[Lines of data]
☆ ☆ ☆
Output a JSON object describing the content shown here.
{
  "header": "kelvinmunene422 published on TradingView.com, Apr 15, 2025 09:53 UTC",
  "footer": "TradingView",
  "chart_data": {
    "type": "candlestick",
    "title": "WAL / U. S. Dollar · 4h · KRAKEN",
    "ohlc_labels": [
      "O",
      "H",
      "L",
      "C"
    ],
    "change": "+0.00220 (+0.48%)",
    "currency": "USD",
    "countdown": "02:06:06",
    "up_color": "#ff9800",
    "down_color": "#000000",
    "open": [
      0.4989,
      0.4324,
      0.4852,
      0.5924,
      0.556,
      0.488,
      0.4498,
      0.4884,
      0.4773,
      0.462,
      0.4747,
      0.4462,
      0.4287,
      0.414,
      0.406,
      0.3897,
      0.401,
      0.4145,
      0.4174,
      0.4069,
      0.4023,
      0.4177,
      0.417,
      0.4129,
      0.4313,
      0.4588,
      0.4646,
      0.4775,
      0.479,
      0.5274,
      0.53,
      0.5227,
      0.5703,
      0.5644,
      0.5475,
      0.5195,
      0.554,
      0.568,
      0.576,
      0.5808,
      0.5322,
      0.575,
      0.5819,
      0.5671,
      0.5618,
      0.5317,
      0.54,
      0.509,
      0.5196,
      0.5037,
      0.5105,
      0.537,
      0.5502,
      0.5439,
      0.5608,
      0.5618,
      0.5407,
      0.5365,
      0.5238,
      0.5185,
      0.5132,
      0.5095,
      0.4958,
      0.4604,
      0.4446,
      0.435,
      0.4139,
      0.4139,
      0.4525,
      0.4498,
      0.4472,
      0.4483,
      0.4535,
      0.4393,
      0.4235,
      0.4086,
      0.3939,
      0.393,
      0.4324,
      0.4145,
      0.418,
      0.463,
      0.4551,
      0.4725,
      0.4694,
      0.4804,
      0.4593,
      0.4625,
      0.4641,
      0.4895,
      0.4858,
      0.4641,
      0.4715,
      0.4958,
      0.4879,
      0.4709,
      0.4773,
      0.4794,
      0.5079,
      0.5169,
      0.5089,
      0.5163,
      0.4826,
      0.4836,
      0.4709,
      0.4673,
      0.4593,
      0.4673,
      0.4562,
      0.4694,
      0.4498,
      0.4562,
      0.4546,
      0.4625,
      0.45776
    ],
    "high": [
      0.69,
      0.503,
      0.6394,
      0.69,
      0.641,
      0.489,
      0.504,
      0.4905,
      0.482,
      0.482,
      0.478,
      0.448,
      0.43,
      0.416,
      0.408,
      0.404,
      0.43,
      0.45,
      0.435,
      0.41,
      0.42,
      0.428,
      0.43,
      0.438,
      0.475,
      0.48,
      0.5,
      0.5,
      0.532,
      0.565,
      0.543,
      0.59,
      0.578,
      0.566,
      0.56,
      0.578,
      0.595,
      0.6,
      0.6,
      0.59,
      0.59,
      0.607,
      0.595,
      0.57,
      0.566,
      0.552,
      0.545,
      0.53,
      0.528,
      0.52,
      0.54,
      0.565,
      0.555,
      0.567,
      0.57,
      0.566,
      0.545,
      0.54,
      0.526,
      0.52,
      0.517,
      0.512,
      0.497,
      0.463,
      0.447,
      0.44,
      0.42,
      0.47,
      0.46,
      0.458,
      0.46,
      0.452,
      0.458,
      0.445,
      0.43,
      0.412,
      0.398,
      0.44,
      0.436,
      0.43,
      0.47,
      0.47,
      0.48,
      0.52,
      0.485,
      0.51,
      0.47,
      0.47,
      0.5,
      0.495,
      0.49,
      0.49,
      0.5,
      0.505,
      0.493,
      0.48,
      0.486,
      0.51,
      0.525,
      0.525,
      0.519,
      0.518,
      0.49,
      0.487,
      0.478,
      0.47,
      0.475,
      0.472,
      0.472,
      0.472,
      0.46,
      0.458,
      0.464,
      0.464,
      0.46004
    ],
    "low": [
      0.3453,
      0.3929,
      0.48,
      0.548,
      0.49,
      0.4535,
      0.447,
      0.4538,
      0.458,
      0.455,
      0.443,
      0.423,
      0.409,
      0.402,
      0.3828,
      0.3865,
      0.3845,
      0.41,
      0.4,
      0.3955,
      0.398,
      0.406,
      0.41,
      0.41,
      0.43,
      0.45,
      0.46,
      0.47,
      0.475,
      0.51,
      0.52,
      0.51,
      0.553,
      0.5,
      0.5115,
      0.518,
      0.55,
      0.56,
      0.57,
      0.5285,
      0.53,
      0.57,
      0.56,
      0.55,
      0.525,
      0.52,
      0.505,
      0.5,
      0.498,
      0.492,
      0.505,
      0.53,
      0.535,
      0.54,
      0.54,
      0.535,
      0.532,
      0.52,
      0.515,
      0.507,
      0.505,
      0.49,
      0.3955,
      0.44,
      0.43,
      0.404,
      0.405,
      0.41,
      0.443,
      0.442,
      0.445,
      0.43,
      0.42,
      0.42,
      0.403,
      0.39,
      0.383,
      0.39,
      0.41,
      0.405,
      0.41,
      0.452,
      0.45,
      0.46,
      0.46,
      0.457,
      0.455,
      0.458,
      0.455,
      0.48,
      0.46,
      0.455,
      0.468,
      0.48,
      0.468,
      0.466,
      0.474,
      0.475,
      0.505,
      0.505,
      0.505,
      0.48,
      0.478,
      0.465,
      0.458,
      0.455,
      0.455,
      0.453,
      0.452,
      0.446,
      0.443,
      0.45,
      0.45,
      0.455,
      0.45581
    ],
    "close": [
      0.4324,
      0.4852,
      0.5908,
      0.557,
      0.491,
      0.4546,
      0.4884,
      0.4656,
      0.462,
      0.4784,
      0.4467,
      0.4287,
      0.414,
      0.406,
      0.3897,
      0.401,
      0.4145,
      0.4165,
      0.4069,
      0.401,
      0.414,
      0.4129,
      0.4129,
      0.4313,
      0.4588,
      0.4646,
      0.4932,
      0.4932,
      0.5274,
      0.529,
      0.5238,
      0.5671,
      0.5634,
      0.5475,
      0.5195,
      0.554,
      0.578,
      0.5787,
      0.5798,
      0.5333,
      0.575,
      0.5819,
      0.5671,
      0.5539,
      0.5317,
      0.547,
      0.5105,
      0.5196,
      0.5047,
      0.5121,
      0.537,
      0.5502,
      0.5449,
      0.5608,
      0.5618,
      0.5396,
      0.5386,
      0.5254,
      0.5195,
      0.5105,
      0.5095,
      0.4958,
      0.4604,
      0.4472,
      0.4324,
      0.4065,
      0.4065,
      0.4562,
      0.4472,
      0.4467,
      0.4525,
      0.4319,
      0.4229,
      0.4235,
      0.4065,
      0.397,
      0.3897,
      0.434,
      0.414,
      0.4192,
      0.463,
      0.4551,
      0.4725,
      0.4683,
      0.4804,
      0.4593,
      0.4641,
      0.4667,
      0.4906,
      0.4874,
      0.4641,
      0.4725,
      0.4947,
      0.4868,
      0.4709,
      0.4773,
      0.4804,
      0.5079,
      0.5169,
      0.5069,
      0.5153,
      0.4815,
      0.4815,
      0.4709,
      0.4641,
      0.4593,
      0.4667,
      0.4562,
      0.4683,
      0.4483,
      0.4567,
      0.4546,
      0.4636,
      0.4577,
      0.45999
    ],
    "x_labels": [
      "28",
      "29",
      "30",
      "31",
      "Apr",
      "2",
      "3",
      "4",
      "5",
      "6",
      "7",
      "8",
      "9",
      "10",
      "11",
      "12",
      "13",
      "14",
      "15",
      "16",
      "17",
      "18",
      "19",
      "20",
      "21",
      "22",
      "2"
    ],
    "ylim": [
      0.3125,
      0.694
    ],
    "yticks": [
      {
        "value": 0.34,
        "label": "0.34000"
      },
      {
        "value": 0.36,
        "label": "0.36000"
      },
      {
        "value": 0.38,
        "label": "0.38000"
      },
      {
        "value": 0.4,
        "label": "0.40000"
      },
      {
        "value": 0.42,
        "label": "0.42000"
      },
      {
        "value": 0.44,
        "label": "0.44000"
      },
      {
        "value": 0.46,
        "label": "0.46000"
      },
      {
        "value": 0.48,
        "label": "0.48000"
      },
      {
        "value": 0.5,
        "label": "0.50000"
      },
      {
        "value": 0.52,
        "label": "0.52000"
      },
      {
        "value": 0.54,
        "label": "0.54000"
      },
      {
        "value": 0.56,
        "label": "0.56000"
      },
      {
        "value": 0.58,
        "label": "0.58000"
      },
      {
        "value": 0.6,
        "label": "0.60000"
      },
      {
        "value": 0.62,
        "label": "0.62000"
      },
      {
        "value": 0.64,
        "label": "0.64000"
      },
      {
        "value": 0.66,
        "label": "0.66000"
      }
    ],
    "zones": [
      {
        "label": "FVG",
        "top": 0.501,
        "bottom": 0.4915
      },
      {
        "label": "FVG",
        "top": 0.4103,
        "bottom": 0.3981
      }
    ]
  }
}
☆ ☆ ☆
:: Task goal ::
Go through the entries and return each line where the word "TradingView" appears.

:: Output of the task ::
  "header": "kelvinmunene422 published on TradingView.com, Apr 15, 2025 09:53 UTC",
  "footer": "TradingView",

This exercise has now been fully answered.